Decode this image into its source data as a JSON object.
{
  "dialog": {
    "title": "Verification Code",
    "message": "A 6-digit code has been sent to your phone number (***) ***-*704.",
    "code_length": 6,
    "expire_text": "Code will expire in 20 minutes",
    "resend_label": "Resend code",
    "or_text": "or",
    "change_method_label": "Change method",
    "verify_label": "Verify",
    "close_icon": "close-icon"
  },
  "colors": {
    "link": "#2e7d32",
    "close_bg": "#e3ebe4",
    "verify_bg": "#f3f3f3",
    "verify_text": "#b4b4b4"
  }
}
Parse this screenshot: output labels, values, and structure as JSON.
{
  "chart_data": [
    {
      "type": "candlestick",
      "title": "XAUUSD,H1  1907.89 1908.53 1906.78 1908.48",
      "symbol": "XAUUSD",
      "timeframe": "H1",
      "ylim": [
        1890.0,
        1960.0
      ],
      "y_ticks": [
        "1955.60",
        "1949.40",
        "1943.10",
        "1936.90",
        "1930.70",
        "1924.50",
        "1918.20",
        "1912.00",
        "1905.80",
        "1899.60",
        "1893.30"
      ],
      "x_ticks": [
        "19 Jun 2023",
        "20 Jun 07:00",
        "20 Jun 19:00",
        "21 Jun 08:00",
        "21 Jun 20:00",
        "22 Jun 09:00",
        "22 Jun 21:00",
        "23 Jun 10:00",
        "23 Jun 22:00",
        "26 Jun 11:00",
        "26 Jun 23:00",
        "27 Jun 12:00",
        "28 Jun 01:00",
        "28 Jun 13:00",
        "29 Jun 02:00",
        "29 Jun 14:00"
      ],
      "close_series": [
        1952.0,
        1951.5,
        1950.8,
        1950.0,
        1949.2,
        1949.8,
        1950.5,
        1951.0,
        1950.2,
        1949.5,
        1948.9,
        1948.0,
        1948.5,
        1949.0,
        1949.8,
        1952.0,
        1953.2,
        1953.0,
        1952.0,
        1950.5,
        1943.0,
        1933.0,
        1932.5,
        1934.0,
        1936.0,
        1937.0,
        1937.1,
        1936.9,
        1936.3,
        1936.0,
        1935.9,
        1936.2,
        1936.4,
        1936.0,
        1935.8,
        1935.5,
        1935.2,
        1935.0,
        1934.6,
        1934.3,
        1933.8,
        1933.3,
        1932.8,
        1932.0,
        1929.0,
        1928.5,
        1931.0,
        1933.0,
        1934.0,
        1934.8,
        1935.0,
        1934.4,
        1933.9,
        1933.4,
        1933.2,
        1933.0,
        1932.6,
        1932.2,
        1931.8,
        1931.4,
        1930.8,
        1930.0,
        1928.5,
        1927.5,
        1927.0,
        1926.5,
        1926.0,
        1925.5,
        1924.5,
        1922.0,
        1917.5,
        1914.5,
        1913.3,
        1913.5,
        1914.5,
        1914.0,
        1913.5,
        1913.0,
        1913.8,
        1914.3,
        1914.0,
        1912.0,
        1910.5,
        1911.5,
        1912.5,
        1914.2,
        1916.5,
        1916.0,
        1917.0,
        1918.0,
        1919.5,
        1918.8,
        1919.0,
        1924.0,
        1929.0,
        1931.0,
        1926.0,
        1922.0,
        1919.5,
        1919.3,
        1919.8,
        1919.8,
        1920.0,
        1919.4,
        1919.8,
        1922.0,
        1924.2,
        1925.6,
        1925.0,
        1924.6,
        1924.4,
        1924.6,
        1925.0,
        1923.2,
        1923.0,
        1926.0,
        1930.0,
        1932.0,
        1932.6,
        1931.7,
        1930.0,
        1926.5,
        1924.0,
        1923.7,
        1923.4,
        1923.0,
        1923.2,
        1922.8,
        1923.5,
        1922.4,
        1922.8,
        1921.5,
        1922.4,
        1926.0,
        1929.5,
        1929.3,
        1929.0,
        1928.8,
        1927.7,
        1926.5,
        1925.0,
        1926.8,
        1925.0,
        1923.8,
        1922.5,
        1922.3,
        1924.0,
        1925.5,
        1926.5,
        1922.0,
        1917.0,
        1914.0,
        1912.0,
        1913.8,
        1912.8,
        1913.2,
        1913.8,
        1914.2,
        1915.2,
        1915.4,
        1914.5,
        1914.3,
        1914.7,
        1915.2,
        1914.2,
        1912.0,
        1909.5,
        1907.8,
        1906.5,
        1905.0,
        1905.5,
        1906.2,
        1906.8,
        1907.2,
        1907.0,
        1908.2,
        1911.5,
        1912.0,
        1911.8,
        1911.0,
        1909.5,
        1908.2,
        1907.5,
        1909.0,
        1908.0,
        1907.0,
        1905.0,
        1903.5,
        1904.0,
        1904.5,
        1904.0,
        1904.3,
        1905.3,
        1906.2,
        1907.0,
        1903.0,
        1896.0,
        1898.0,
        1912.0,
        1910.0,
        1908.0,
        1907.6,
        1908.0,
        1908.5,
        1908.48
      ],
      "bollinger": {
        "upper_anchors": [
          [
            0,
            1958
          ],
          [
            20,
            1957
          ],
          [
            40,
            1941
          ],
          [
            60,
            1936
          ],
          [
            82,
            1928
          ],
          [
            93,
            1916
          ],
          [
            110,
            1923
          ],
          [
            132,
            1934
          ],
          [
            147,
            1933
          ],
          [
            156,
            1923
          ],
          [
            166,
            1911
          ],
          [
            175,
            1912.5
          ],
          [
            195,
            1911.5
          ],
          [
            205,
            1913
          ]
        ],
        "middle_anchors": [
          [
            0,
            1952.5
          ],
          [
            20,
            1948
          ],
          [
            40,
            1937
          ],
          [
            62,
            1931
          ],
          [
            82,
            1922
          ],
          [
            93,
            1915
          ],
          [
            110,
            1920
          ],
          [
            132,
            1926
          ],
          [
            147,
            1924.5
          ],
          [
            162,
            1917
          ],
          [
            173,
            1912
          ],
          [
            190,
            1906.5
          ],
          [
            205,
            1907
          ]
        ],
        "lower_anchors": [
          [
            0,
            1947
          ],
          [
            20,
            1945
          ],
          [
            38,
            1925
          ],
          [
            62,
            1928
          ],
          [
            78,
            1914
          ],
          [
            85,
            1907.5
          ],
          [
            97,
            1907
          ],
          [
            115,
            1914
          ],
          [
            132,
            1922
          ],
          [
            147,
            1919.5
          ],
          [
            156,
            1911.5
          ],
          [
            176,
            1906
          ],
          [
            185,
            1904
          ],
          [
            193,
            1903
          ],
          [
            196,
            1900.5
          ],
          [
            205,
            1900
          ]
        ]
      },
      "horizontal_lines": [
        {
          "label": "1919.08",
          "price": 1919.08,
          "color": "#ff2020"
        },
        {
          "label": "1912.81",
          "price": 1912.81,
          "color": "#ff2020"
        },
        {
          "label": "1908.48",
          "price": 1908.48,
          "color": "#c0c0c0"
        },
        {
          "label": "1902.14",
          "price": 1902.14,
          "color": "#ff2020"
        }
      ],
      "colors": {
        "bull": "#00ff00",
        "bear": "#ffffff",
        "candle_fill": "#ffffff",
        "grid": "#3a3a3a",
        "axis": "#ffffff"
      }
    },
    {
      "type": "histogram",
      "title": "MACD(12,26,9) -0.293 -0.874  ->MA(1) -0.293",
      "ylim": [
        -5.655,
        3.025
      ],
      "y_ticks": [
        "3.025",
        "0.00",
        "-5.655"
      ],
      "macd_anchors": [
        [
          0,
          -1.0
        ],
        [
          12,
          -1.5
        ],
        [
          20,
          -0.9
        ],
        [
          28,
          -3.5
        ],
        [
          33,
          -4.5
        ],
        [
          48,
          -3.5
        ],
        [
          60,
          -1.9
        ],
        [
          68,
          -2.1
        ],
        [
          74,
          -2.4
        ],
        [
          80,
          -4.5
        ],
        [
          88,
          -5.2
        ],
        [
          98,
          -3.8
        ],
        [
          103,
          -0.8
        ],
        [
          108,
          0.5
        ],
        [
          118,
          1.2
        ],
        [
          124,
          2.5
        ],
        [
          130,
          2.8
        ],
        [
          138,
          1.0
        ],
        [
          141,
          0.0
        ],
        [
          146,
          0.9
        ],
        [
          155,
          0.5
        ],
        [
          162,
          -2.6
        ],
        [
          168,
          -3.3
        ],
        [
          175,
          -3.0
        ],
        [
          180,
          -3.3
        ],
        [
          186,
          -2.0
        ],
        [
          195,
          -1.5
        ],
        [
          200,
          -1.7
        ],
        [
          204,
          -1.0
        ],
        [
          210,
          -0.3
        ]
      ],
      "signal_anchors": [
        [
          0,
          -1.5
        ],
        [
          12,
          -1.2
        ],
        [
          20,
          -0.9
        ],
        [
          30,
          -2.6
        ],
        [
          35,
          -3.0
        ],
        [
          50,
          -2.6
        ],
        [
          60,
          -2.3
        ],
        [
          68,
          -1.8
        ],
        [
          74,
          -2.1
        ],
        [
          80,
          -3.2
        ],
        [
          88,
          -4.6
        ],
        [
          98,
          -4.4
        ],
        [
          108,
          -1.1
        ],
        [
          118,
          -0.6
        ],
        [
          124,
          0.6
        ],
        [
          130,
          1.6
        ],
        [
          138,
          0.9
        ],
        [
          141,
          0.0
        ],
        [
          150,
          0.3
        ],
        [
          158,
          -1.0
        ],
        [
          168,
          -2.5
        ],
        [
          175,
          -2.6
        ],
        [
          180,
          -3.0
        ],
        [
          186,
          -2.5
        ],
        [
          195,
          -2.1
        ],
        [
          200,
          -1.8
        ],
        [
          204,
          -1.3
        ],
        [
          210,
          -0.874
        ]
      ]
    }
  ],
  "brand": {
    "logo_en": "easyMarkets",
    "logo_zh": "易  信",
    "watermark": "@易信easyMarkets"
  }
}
= = = =
Pick out and copy the lines of the entries that hold the string "this".

_Solution to the problem_.
Decode this image into its source data as a JSON object.
Parse this screenshot: output labels, values, and structure as JSON.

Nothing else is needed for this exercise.